Description of the task
Quote every line as written. Omit pictures.
────────────────
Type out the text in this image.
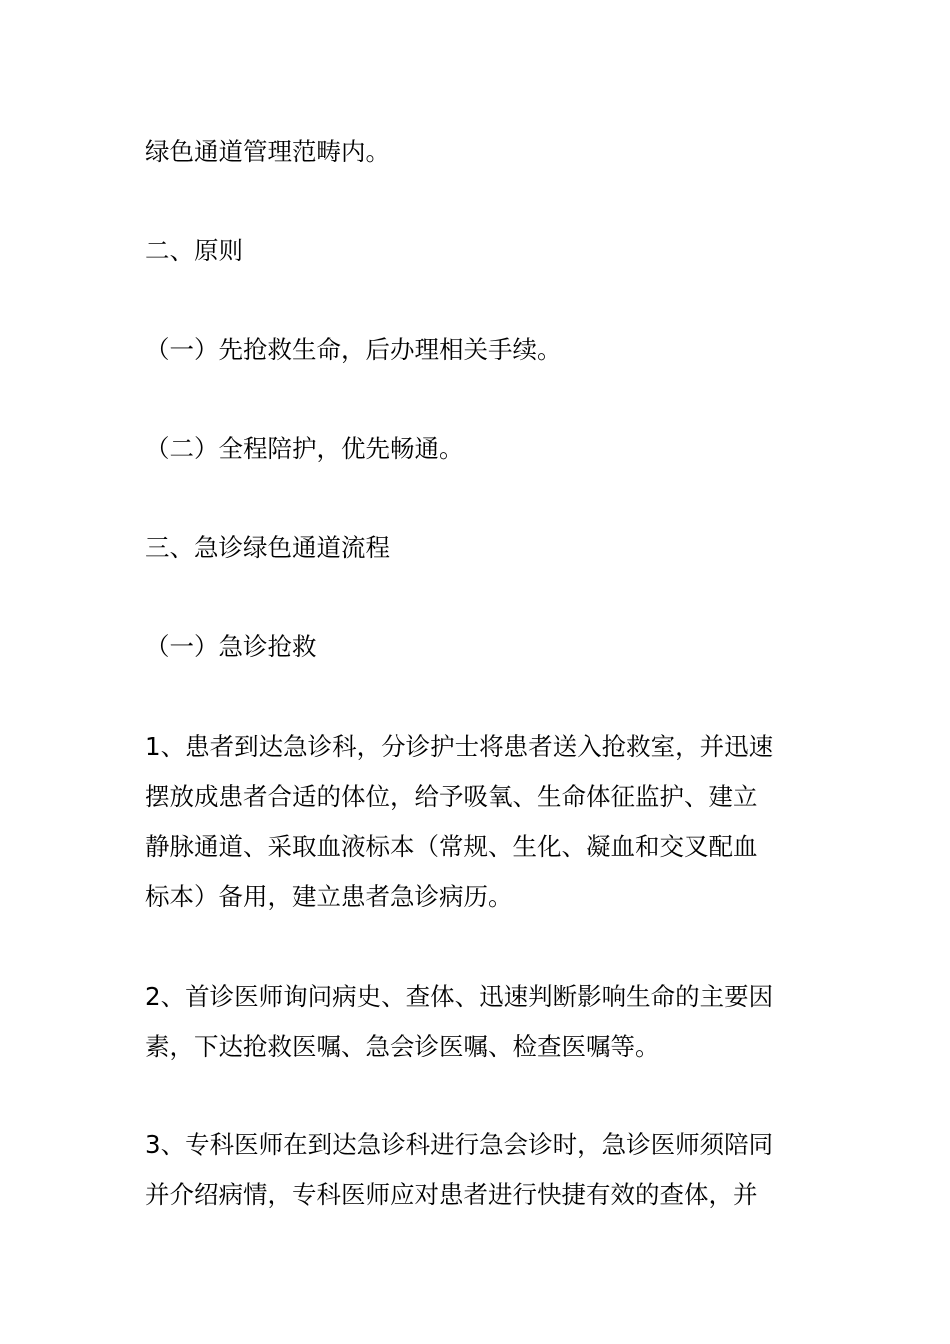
绿色通道管理范畴内。

二、原则

（一）先抢救生命，后办理相关手续。

（二）全程陪护，优先畅通。

三、急诊绿色通道流程

（一）急诊抢救

1、患者到达急诊科，分诊护士将患者送入抢救室，并迅速
摆放成患者合适的体位，给予吸氧、生命体征监护、建立
静脉通道、采取血液标本（常规、生化、凝血和交叉配血
标本）备用，建立患者急诊病历。

2、首诊医师询问病史、查体、迅速判断影响生命的主要因
素，下达抢救医嘱、急会诊医嘱、检查医嘱等。

3、专科医师在到达急诊科进行急会诊时，急诊医师须陪同
并介绍病情，专科医师应对患者进行快捷有效的查体，并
────────────────
Output of the exercise
Type out the text in this image.
绿色通道管理范畴内。

二、原则

（一）先抢救生命，后办理相关手续。

（二）全程陪护，优先畅通。

三、急诊绿色通道流程

（一）急诊抢救

1、患者到达急诊科，分诊护士将患者送入抢救室，并迅速
摆放成患者合适的体位，给予吸氧、生命体征监护、建立
静脉通道、采取血液标本（常规、生化、凝血和交叉配血
标本）备用，建立患者急诊病历。

2、首诊医师询问病史、查体、迅速判断影响生命的主要因
素，下达抢救医嘱、急会诊医嘱、检查医嘱等。

3、专科医师在到达急诊科进行急会诊时，急诊医师须陪同
并介绍病情，专科医师应对患者进行快捷有效的查体，并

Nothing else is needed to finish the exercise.